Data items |
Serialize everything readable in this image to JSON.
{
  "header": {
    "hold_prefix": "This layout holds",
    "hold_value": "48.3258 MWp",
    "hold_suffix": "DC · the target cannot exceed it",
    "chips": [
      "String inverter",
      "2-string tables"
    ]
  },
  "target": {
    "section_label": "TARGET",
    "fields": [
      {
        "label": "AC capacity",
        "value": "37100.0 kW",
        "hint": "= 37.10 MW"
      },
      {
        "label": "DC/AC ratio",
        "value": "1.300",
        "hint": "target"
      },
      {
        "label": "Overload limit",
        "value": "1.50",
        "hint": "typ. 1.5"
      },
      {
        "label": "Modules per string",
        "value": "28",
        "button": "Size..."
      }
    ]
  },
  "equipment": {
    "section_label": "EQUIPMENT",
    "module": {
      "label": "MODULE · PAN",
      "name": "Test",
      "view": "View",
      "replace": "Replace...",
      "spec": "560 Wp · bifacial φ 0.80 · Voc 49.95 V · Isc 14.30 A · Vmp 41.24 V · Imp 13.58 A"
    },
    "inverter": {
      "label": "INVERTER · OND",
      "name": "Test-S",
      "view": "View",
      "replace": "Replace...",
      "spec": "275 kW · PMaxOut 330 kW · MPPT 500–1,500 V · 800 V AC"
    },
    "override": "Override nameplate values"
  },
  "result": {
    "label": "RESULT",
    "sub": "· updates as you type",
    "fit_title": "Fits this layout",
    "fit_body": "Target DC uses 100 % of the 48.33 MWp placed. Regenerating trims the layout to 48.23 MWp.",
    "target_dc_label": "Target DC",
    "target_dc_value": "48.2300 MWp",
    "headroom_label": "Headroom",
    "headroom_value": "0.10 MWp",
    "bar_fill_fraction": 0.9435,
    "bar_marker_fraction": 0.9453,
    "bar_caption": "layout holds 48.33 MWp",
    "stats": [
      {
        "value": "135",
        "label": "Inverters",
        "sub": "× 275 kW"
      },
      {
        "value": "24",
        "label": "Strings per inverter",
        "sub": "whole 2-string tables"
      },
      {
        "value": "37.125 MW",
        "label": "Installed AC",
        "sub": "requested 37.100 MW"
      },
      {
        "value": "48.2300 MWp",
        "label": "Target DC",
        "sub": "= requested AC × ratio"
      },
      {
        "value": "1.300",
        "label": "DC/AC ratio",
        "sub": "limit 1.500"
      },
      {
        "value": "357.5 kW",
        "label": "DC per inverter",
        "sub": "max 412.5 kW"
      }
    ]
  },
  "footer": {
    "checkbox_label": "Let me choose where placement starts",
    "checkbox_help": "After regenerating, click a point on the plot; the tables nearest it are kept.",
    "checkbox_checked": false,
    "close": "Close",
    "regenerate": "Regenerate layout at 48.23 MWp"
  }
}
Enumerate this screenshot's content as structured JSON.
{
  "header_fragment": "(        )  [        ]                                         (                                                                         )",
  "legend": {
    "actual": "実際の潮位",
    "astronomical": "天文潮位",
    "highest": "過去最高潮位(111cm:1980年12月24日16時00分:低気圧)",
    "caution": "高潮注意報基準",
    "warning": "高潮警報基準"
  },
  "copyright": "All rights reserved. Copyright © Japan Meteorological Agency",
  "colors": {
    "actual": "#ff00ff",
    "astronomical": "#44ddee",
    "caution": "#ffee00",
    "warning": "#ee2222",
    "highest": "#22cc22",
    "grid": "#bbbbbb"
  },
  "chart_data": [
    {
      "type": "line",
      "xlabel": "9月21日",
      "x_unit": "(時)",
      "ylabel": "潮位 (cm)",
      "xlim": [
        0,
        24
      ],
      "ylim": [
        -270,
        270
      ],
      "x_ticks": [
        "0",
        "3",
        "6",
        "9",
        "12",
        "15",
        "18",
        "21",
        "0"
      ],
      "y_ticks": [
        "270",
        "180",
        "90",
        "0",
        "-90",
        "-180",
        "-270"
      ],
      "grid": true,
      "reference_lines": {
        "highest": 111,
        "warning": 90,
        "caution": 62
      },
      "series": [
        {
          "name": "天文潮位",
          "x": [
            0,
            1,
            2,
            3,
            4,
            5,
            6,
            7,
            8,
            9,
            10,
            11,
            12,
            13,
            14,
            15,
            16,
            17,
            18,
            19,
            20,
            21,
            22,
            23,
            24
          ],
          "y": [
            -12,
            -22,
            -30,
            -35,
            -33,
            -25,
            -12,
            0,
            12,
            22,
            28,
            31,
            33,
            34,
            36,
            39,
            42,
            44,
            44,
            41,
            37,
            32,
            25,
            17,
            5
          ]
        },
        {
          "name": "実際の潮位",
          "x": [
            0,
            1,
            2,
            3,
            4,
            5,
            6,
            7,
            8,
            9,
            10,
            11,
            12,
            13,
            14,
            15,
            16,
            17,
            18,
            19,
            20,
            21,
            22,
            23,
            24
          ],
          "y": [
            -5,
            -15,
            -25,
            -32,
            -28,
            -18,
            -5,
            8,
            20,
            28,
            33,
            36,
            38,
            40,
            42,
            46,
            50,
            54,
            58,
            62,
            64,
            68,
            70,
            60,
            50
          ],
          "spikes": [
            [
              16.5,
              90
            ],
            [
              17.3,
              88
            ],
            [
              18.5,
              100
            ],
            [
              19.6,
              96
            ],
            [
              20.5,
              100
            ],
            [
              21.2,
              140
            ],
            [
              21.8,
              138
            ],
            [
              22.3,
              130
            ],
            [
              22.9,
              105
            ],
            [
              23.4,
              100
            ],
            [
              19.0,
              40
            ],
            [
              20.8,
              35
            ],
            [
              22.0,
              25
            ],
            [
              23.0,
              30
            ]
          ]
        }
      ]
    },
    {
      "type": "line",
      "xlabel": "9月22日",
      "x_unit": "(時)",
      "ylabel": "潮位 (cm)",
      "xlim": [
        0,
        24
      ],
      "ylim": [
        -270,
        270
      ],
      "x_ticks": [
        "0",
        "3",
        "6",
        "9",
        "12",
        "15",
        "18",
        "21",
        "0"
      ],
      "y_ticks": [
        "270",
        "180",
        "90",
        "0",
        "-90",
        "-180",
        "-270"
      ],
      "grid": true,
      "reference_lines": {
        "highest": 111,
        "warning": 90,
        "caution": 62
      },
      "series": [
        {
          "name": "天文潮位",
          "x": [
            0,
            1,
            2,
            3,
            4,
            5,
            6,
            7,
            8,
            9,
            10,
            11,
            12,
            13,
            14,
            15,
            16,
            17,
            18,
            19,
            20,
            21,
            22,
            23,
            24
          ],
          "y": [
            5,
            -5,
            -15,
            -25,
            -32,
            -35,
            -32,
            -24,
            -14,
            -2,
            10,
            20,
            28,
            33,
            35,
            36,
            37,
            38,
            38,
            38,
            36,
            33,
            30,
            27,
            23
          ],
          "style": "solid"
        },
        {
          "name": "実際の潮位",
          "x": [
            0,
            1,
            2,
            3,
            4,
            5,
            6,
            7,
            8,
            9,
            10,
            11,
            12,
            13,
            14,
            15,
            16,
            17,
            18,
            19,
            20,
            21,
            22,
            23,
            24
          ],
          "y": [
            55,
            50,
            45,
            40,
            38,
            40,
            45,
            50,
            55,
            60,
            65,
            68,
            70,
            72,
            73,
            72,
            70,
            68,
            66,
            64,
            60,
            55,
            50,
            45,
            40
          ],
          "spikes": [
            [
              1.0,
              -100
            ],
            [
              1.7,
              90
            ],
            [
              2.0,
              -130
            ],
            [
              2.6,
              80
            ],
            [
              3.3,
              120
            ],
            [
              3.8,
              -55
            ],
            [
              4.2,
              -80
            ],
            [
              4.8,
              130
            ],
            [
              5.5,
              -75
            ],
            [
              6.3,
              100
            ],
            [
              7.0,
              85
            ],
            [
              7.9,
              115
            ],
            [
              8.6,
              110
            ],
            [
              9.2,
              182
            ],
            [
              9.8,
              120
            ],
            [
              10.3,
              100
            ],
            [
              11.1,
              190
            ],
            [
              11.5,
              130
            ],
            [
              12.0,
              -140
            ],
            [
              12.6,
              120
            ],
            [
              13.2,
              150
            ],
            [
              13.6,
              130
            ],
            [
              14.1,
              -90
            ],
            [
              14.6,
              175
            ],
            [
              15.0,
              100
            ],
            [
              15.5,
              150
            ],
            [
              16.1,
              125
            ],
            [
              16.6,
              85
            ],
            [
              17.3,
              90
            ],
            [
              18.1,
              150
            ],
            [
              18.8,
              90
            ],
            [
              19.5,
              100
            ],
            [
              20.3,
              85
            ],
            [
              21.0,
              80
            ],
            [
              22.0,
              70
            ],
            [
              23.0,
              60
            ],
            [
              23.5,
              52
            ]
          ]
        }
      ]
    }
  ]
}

Task details | Report the number of lines that contain "JSON", with no other words.

Exercise result | 2